Pictures stay out of the copy; set down each line of the listing below exactly.

==================================================

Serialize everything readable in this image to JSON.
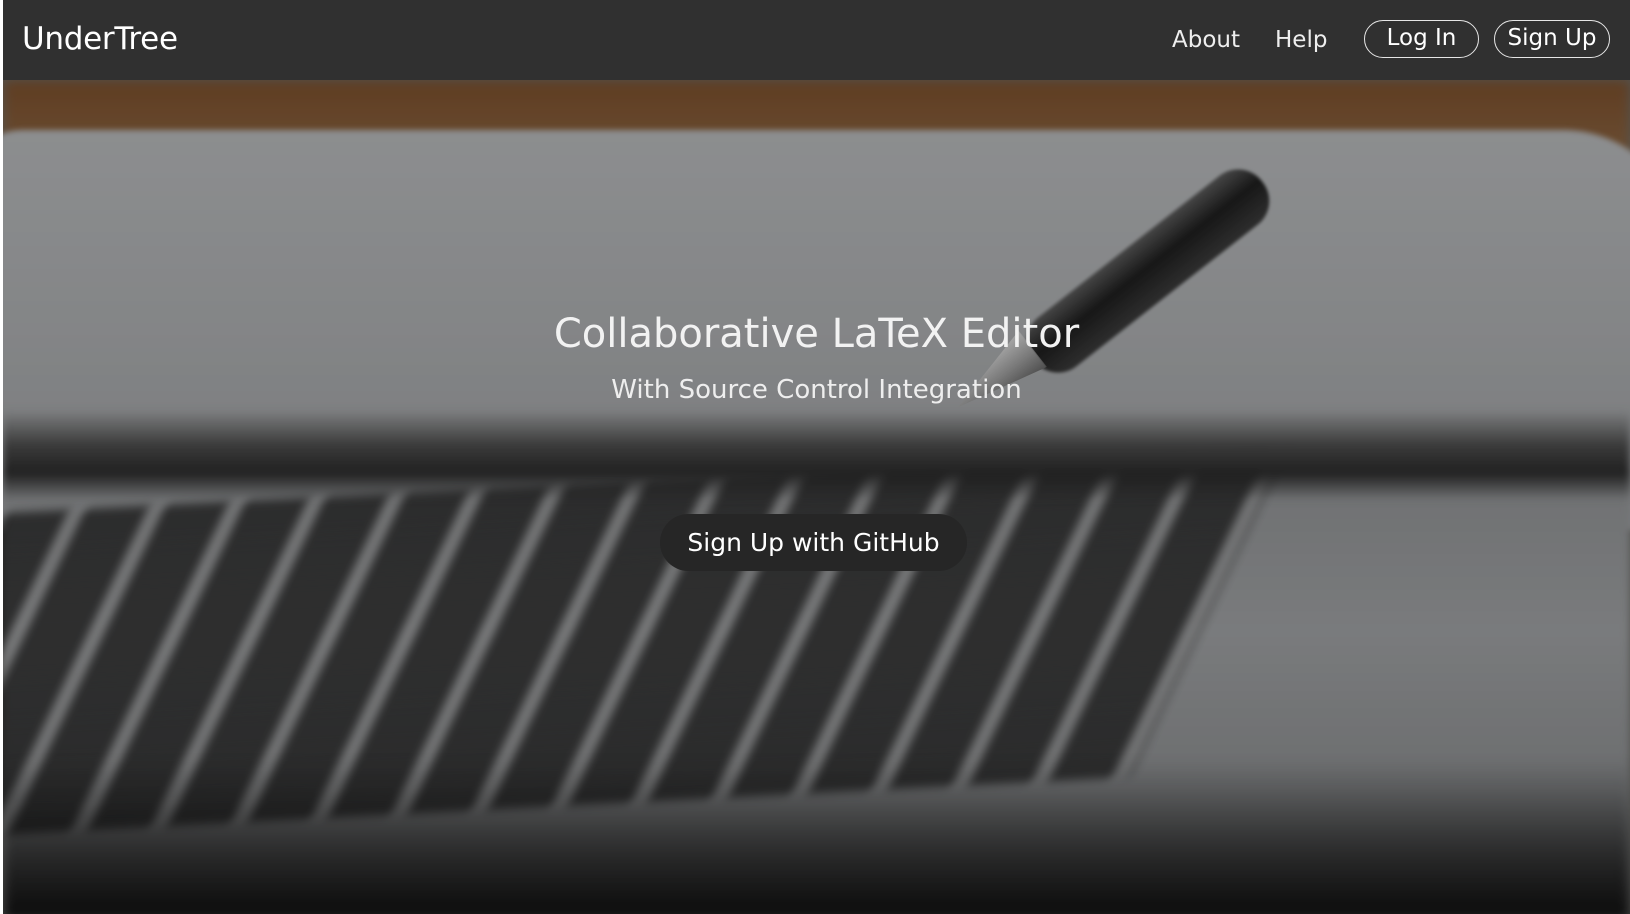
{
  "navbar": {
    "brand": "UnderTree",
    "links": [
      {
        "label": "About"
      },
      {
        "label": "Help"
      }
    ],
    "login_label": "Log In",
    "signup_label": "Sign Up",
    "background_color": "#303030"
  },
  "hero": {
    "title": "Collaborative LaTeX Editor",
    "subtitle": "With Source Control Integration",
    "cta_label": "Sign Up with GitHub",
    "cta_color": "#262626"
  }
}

==================================================

Task answer
Serialize everything readable in this image to JSON.
{
  "navbar": {
    "brand": "UnderTree",
    "links": [
      {
        "label": "About"
      },
      {
        "label": "Help"
      }
    ],
    "login_label": "Log In",
    "signup_label": "Sign Up",
    "background_color": "#303030"
  },
  "hero": {
    "title": "Collaborative LaTeX Editor",
    "subtitle": "With Source Control Integration",
    "cta_label": "Sign Up with GitHub",
    "cta_color": "#262626"
  }
}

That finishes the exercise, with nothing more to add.